Written instruction:
Read the listing and extract each line that includes the word "Output".

Extracted records:
>>>
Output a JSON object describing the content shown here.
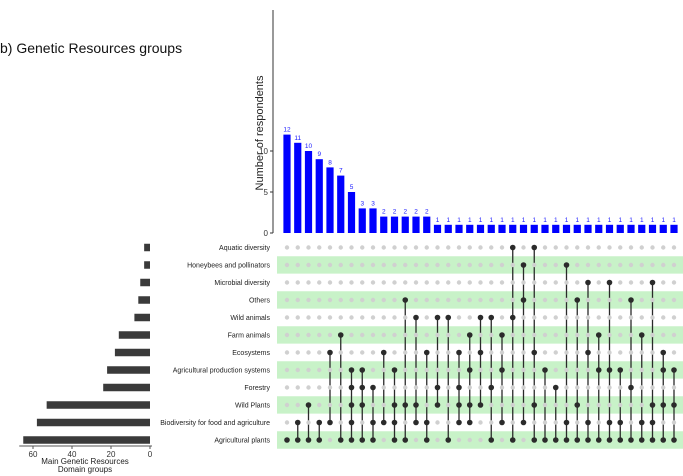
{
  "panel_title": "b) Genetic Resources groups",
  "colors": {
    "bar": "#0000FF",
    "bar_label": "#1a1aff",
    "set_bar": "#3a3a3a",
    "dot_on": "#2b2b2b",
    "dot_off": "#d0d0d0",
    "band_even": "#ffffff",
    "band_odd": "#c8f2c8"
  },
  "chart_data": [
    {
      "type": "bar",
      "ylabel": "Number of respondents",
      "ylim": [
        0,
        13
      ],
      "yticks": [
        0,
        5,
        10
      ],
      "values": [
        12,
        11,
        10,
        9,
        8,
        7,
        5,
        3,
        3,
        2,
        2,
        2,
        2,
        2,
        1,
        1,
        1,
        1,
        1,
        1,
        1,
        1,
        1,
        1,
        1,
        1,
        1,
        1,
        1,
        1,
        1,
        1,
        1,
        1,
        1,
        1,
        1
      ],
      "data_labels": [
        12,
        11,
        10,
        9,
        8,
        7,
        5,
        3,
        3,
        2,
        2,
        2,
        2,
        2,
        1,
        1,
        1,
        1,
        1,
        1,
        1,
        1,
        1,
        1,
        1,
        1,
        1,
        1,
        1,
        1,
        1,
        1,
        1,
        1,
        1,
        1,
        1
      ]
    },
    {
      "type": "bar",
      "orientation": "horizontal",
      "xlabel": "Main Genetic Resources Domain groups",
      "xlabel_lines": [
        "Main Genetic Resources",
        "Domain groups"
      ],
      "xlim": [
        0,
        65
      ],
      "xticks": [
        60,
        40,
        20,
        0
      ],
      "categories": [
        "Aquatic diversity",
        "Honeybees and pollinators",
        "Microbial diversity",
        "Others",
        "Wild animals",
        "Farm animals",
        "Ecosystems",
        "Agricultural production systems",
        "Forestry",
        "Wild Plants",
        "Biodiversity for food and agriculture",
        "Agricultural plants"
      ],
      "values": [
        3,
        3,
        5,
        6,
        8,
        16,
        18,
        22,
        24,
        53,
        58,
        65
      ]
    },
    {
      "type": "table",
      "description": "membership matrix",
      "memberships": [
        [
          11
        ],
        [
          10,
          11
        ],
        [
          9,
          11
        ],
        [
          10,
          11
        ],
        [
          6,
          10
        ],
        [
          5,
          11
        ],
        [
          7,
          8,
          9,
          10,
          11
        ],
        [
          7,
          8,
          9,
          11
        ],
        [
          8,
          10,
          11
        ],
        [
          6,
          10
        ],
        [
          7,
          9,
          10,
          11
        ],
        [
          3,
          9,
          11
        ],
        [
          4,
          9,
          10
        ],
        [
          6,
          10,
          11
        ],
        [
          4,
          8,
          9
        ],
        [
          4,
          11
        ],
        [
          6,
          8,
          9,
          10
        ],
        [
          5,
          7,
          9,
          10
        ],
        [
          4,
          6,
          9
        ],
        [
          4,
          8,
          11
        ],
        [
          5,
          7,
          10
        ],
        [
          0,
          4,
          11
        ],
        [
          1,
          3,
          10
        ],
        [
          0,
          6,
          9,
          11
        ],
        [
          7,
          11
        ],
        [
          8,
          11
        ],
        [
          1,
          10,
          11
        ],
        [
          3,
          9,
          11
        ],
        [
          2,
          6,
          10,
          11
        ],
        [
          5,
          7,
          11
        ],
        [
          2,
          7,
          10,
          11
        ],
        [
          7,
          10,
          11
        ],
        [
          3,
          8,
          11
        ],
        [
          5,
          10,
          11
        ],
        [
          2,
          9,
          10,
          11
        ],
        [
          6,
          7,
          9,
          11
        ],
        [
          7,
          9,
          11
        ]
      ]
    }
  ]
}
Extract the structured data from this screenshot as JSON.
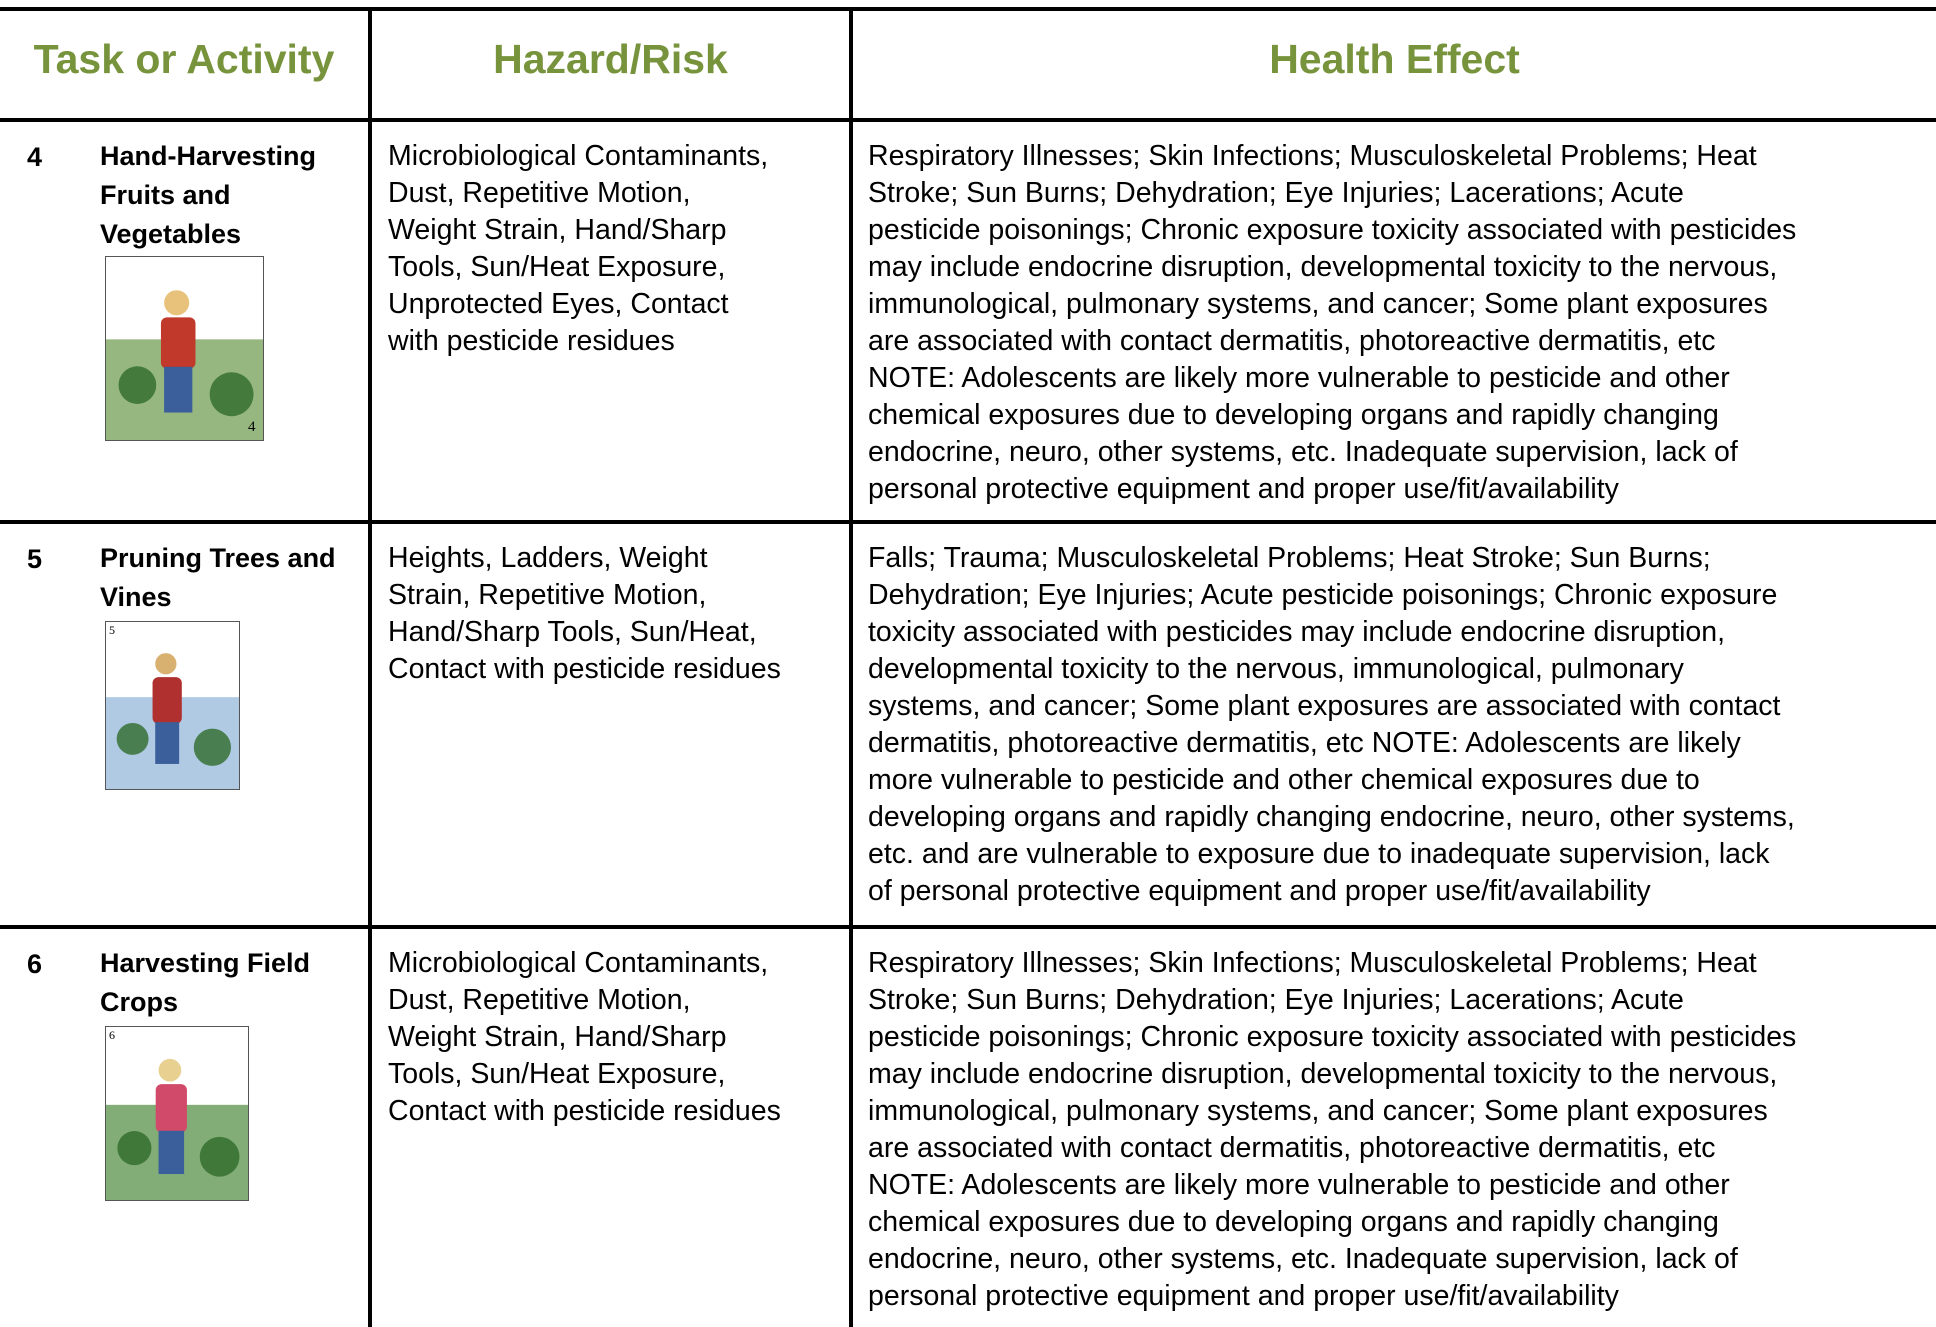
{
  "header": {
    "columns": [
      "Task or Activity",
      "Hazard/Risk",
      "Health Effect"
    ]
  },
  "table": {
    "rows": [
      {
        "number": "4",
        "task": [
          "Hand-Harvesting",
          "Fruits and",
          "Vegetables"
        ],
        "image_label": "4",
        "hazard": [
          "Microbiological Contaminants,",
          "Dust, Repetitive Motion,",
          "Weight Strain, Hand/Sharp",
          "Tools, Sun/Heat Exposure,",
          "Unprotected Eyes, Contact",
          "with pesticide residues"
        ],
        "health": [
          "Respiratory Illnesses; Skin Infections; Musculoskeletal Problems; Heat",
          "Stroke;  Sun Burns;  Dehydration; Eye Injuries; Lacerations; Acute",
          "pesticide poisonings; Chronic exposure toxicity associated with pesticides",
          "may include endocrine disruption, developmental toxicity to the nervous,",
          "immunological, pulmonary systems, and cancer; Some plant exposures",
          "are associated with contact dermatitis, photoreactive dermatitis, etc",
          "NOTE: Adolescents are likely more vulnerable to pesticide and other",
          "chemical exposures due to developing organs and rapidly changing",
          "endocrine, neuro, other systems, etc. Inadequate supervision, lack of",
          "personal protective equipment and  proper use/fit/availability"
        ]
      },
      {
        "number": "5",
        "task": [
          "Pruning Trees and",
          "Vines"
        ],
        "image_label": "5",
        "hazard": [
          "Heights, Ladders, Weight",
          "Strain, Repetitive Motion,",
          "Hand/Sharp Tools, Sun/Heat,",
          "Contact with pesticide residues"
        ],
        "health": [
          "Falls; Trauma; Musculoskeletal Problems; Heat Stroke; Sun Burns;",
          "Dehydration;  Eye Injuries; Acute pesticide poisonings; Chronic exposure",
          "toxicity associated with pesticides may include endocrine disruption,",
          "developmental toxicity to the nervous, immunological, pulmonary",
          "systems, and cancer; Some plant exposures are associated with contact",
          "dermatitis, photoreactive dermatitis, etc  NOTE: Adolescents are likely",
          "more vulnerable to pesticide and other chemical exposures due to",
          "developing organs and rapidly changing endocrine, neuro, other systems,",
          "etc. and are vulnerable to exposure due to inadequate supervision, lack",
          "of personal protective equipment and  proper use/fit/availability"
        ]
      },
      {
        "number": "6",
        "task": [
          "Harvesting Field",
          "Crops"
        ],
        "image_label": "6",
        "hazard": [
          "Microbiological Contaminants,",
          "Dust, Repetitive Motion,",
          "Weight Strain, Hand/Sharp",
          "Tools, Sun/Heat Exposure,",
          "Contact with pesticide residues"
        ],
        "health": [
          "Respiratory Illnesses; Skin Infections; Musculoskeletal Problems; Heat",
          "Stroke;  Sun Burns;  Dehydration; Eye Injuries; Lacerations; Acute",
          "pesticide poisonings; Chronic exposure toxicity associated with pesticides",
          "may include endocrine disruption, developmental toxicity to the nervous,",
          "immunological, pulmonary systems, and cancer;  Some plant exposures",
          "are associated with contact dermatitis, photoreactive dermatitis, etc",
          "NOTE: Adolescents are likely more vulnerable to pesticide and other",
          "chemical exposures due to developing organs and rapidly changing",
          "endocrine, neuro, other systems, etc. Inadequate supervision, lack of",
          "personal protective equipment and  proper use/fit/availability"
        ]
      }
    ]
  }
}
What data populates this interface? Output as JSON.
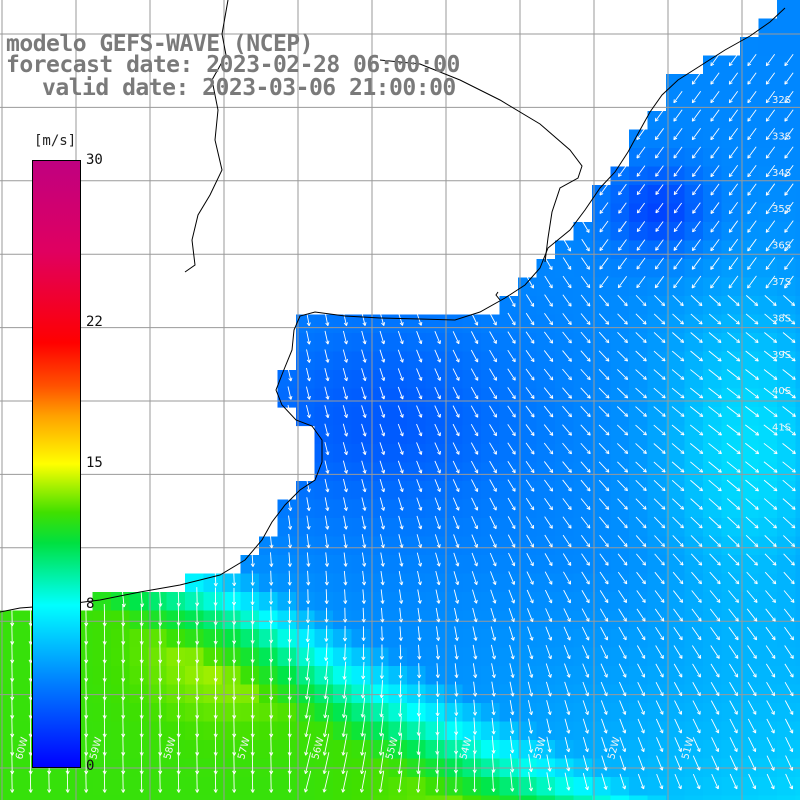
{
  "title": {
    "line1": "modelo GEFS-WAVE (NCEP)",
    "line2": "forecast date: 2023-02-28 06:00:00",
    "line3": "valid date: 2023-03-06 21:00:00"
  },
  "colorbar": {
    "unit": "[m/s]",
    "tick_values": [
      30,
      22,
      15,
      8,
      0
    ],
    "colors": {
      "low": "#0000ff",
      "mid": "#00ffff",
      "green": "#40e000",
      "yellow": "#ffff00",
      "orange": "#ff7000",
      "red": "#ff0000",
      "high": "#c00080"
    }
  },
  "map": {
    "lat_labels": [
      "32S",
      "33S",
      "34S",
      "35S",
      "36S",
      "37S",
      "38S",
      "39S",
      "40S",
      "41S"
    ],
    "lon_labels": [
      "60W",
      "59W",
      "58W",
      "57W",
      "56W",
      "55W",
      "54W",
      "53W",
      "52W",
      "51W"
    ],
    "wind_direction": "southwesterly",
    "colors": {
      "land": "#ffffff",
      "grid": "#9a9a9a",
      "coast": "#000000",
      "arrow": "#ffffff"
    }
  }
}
<<<
Solution below:
Output a JSON object describing the content shown here.
What data populates this interface? Output as JSON.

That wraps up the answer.